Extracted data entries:
'''

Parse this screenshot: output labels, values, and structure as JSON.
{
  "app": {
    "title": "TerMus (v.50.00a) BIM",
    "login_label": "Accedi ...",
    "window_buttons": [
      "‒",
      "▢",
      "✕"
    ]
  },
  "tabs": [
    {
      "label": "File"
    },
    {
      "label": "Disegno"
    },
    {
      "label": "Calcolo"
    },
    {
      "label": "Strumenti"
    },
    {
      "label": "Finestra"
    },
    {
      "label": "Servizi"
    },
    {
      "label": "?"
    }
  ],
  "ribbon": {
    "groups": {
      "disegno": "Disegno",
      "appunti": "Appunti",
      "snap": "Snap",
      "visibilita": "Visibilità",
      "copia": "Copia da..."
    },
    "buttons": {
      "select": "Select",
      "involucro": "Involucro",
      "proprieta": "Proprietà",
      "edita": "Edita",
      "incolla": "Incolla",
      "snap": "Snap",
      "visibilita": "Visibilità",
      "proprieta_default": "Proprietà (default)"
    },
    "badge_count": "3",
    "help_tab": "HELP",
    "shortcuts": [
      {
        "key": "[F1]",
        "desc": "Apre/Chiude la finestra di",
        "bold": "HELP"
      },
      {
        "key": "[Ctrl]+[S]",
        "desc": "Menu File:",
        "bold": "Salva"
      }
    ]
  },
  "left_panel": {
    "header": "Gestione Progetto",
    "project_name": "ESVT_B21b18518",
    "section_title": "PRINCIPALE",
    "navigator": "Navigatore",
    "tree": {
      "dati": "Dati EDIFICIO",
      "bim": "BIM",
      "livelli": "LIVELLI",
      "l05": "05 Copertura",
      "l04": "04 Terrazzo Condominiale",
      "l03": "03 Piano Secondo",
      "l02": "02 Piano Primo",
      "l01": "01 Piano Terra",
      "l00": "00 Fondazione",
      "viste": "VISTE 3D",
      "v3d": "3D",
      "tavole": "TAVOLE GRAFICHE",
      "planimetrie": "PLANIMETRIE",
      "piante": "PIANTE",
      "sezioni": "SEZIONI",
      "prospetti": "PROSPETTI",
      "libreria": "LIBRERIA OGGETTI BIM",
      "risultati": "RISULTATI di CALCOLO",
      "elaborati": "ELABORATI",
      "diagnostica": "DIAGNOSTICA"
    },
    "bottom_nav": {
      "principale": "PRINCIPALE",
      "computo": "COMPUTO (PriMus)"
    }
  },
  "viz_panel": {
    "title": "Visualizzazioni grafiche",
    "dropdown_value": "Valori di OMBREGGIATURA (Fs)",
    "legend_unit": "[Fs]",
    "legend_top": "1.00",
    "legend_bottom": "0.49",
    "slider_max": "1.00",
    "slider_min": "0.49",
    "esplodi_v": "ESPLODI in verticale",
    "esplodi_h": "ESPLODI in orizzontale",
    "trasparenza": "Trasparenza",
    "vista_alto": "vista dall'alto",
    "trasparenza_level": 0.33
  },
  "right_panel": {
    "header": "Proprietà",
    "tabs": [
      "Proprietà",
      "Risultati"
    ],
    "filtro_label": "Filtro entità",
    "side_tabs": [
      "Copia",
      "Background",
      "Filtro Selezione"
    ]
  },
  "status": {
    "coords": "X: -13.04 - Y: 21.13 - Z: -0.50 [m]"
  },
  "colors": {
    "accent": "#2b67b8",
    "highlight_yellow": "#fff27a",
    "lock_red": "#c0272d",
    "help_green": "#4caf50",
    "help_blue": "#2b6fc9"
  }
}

'''

■ **Directions**
From the records given above, copy all lines containing "header".

■ **Answer in full**
    "header": "Gestione Progetto",
    "header": "Proprietà",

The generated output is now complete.